* **WHAT YOU ARE ASKED TO DO**: Nothing but the line with "Transcribe this chart's" and the lines after it, through the end of the records below, is to be repeated, exactly as it is.

[Stored records]

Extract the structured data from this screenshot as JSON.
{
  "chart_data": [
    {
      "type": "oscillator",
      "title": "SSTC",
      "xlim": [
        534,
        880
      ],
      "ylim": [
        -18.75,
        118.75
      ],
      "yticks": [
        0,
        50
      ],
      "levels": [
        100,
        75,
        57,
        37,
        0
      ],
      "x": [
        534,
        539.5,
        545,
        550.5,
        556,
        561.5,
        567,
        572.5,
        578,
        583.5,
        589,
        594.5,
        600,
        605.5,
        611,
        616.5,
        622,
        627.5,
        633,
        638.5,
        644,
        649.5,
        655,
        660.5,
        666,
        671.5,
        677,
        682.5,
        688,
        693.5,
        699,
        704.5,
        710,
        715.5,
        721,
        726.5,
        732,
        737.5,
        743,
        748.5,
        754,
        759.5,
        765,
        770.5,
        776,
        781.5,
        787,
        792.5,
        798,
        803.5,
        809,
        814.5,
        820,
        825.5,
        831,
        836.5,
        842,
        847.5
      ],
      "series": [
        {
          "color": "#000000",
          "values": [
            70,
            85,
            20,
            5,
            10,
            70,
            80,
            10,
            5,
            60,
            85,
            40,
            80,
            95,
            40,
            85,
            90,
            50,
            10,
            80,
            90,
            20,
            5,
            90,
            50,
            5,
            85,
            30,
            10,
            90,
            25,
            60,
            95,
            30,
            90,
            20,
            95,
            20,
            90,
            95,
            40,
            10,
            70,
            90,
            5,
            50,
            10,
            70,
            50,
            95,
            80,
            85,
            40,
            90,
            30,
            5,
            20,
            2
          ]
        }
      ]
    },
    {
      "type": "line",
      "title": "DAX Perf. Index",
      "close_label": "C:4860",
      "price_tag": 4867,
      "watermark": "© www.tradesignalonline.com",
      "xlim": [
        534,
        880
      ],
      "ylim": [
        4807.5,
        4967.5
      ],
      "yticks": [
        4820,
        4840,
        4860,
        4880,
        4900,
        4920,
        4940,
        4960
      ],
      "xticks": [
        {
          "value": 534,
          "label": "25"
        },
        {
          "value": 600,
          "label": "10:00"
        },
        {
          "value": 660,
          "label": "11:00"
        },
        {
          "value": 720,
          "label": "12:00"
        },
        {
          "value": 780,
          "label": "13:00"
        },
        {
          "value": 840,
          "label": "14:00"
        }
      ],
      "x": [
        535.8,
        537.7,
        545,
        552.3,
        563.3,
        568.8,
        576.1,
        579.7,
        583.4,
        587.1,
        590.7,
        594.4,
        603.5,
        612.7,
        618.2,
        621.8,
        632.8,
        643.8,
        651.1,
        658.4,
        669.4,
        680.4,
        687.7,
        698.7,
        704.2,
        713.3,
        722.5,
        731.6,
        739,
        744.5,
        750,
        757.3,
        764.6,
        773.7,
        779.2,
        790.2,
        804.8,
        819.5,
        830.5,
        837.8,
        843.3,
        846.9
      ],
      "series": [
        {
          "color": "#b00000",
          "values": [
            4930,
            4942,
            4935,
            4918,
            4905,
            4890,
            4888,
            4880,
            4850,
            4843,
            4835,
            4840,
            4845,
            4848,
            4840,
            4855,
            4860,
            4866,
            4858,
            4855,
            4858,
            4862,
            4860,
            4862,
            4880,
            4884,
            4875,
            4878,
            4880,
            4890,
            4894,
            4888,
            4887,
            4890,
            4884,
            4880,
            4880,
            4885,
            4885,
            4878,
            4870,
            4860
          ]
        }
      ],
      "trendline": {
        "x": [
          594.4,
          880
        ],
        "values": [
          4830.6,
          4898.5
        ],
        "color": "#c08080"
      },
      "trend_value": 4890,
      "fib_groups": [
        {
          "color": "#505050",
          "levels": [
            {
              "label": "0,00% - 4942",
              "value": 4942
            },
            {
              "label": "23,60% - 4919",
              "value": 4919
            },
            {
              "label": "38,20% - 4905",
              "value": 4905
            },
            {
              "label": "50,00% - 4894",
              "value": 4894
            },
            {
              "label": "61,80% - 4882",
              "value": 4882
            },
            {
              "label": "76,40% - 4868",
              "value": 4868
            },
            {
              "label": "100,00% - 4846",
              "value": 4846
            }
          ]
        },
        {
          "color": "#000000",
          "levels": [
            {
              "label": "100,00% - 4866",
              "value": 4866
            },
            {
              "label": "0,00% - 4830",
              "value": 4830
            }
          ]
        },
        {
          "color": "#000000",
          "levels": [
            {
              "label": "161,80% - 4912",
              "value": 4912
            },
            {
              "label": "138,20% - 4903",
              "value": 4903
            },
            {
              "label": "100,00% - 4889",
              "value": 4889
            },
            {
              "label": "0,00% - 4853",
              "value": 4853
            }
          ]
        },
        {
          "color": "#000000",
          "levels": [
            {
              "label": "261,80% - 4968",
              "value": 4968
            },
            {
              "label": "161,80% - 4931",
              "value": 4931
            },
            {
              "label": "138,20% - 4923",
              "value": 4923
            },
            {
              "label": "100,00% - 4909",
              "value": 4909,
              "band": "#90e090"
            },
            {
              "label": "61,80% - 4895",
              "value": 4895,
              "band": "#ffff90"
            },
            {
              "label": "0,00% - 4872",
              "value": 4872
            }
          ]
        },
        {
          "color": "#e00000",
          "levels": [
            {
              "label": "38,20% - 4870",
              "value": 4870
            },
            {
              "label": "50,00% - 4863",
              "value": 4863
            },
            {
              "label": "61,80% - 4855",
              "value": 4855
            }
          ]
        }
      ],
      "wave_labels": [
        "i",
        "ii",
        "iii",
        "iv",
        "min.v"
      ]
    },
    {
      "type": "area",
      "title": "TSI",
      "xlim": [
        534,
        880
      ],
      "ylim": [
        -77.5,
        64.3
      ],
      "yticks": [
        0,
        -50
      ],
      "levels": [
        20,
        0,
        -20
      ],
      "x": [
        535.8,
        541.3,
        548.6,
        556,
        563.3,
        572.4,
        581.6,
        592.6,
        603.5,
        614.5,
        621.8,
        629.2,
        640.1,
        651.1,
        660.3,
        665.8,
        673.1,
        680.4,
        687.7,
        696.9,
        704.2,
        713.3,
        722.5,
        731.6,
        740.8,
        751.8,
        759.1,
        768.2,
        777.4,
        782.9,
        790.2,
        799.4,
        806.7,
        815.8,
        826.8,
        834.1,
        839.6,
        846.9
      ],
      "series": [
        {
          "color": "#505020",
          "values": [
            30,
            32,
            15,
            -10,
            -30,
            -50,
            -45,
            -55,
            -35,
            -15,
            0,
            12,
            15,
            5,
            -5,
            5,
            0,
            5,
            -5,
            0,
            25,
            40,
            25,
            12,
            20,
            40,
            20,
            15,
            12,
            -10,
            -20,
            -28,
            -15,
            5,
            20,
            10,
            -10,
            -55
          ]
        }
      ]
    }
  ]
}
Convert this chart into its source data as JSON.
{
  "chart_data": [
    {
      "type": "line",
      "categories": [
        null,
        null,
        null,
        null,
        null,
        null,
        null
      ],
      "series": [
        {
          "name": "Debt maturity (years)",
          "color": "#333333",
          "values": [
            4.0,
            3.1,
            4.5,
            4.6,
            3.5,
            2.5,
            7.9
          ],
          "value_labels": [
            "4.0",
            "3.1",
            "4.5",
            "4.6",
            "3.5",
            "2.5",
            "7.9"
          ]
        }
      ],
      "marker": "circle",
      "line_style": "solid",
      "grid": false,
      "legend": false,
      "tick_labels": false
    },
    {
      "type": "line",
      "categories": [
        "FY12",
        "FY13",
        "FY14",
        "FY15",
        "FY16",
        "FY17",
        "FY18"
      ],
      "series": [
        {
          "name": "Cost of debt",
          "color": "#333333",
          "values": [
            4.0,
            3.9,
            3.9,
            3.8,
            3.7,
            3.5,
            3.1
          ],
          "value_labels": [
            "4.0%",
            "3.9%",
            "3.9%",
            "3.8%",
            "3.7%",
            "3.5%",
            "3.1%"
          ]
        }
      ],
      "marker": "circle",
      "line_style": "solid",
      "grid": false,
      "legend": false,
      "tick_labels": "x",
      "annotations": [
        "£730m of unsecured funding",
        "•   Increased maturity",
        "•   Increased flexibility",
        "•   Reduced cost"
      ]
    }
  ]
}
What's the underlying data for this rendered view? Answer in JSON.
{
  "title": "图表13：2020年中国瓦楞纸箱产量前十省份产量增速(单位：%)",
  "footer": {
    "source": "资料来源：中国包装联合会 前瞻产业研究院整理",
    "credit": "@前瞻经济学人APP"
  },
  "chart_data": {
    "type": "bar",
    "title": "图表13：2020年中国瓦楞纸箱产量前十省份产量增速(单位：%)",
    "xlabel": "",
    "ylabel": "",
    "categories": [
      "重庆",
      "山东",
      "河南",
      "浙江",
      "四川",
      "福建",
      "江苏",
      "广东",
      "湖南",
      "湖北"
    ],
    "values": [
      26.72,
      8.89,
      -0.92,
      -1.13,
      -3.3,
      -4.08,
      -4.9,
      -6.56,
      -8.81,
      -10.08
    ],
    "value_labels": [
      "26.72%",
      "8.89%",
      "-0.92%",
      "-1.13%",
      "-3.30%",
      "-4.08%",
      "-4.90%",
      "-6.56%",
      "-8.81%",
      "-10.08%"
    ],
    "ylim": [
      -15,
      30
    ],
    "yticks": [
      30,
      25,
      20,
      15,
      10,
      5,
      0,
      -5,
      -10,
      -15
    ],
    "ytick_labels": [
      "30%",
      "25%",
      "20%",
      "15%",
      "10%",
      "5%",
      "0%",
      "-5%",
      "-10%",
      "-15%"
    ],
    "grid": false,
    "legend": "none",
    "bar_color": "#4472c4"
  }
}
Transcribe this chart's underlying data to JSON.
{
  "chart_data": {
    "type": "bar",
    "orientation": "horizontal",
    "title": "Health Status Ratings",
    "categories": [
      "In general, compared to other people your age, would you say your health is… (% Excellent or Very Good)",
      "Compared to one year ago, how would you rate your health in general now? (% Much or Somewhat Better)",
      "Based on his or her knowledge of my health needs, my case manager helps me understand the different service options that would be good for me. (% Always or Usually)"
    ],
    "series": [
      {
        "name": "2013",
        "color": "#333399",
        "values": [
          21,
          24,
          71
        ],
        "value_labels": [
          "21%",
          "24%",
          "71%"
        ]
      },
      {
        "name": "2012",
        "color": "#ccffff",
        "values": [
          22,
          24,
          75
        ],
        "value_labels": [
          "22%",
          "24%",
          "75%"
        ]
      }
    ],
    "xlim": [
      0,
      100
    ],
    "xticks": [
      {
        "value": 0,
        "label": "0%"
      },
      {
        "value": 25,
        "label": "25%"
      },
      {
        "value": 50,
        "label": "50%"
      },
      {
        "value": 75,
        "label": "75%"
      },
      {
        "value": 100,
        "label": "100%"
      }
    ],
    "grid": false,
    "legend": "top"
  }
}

* **COMPLETE OUTPUT**:
Transcribe this chart's underlying data to JSON.
{
  "chart_data": {
    "type": "bar",
    "orientation": "horizontal",
    "title": "Health Status Ratings",
    "categories": [
      "In general, compared to other people your age, would you say your health is… (% Excellent or Very Good)",
      "Compared to one year ago, how would you rate your health in general now? (% Much or Somewhat Better)",
      "Based on his or her knowledge of my health needs, my case manager helps me understand the different service options that would be good for me. (% Always or Usually)"
    ],
    "series": [
      {
        "name": "2013",
        "color": "#333399",
        "values": [
          21,
          24,
          71
        ],
        "value_labels": [
          "21%",
          "24%",
          "71%"
        ]
      },
      {
        "name": "2012",
        "color": "#ccffff",
        "values": [
          22,
          24,
          75
        ],
        "value_labels": [
          "22%",
          "24%",
          "75%"
        ]
      }
    ],
    "xlim": [
      0,
      100
    ],
    "xticks": [
      {
        "value": 0,
        "label": "0%"
      },
      {
        "value": 25,
        "label": "25%"
      },
      {
        "value": 50,
        "label": "50%"
      },
      {
        "value": 75,
        "label": "75%"
      },
      {
        "value": 100,
        "label": "100%"
      }
    ],
    "grid": false,
    "legend": "top"
  }
}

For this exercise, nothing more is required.